> [Task] Check each line for the string "Border". Give only the count of lines that have it.

☆ ☆ ☆ ☆ ☆

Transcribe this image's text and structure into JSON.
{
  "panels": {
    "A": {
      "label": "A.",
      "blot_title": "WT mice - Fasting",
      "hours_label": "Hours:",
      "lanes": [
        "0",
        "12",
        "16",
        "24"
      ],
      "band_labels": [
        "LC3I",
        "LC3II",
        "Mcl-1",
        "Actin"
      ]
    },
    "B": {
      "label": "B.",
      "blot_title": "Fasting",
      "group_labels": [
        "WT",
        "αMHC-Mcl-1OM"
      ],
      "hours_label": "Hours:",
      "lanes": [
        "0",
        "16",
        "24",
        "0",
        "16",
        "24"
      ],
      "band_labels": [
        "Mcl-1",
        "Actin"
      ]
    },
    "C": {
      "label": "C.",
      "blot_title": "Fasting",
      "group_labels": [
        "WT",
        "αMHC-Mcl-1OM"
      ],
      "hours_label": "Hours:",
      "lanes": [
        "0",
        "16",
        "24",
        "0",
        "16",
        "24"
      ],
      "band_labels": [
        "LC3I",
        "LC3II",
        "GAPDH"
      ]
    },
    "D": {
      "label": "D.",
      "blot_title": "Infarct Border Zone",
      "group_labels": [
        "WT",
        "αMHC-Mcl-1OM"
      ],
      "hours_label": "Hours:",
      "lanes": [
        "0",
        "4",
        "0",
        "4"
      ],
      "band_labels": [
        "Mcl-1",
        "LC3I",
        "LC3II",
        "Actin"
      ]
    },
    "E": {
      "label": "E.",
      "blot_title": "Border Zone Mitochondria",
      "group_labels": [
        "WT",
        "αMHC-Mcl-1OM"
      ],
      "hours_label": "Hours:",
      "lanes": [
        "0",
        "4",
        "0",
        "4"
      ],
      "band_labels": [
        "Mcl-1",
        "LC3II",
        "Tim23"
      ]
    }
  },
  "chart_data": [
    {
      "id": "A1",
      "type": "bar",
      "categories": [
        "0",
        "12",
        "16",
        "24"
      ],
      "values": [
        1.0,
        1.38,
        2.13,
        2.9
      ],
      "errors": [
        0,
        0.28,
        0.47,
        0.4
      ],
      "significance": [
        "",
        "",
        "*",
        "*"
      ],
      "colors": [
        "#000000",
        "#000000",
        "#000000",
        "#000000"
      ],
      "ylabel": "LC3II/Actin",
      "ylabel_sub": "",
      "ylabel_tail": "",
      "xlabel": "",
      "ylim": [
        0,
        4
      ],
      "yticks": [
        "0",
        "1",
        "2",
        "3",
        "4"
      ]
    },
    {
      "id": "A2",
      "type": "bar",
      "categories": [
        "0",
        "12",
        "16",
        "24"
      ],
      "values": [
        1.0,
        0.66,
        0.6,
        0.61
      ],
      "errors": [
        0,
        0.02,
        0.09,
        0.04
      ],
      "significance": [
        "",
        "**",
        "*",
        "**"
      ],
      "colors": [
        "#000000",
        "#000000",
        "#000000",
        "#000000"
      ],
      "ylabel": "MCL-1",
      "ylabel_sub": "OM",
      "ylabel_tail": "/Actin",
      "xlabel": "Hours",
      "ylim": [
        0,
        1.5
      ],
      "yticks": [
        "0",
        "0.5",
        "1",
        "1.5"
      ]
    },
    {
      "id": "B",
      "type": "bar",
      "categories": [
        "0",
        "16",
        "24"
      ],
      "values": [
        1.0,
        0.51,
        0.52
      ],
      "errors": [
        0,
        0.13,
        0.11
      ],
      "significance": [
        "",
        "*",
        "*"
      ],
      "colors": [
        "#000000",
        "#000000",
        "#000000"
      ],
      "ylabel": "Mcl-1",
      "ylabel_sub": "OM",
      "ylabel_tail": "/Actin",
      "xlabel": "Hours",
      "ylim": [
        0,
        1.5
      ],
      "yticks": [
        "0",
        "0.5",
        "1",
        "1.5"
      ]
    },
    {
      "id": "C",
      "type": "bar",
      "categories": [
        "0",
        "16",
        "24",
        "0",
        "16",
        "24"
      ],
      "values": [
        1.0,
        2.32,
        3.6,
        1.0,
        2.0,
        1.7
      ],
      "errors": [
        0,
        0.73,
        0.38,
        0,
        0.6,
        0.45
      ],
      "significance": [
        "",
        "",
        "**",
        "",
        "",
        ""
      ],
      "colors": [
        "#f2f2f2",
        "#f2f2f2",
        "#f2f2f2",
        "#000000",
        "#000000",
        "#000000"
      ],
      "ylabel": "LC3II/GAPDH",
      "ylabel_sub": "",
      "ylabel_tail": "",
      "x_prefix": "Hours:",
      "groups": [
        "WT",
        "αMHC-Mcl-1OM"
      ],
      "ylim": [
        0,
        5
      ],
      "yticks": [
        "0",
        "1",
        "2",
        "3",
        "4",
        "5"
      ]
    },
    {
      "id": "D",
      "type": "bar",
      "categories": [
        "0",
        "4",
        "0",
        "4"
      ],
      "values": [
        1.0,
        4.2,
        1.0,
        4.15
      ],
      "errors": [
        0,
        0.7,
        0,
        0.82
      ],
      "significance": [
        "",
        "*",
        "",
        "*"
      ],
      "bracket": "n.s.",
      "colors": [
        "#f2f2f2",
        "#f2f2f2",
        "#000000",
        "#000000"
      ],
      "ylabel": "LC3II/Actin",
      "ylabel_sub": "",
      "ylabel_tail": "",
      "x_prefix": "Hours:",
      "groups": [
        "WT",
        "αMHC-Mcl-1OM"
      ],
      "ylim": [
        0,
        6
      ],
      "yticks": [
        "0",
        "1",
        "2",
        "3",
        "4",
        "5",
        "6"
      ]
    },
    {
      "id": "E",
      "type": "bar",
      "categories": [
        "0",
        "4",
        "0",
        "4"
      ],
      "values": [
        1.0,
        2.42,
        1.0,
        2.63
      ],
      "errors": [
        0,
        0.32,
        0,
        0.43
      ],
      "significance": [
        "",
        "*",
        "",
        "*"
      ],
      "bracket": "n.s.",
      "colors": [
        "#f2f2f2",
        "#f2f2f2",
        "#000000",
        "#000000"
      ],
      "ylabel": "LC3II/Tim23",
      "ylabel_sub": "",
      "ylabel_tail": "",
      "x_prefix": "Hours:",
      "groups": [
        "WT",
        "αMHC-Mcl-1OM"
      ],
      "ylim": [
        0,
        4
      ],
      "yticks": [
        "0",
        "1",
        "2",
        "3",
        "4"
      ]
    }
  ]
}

☆ ☆ ☆ ☆ ☆

> [Reply] 2